— start Extracted entries —

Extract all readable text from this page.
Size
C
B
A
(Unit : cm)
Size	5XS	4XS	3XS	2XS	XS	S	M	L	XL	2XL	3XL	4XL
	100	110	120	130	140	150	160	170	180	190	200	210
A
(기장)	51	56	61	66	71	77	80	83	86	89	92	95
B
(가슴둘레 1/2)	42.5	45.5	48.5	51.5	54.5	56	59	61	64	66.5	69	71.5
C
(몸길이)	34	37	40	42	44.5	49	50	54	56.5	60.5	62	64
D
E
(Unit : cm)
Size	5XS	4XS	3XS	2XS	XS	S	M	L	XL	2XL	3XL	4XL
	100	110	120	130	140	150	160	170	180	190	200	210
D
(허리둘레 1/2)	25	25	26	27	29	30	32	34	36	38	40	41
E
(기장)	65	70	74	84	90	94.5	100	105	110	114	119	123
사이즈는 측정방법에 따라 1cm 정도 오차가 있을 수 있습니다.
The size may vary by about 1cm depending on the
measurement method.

— end Extracted entries —

Given request — Word for word, restate all of the data shown above.

Full output —
Extract all readable text from this page.
Size
C
B
A
(Unit : cm)
Size	5XS	4XS	3XS	2XS	XS	S	M	L	XL	2XL	3XL	4XL
	100	110	120	130	140	150	160	170	180	190	200	210
A
(기장)	51	56	61	66	71	77	80	83	86	89	92	95
B
(가슴둘레 1/2)	42.5	45.5	48.5	51.5	54.5	56	59	61	64	66.5	69	71.5
C
(몸길이)	34	37	40	42	44.5	49	50	54	56.5	60.5	62	64
D
E
(Unit : cm)
Size	5XS	4XS	3XS	2XS	XS	S	M	L	XL	2XL	3XL	4XL
	100	110	120	130	140	150	160	170	180	190	200	210
D
(허리둘레 1/2)	25	25	26	27	29	30	32	34	36	38	40	41
E
(기장)	65	70	74	84	90	94.5	100	105	110	114	119	123
사이즈는 측정방법에 따라 1cm 정도 오차가 있을 수 있습니다.
The size may vary by about 1cm depending on the
measurement method.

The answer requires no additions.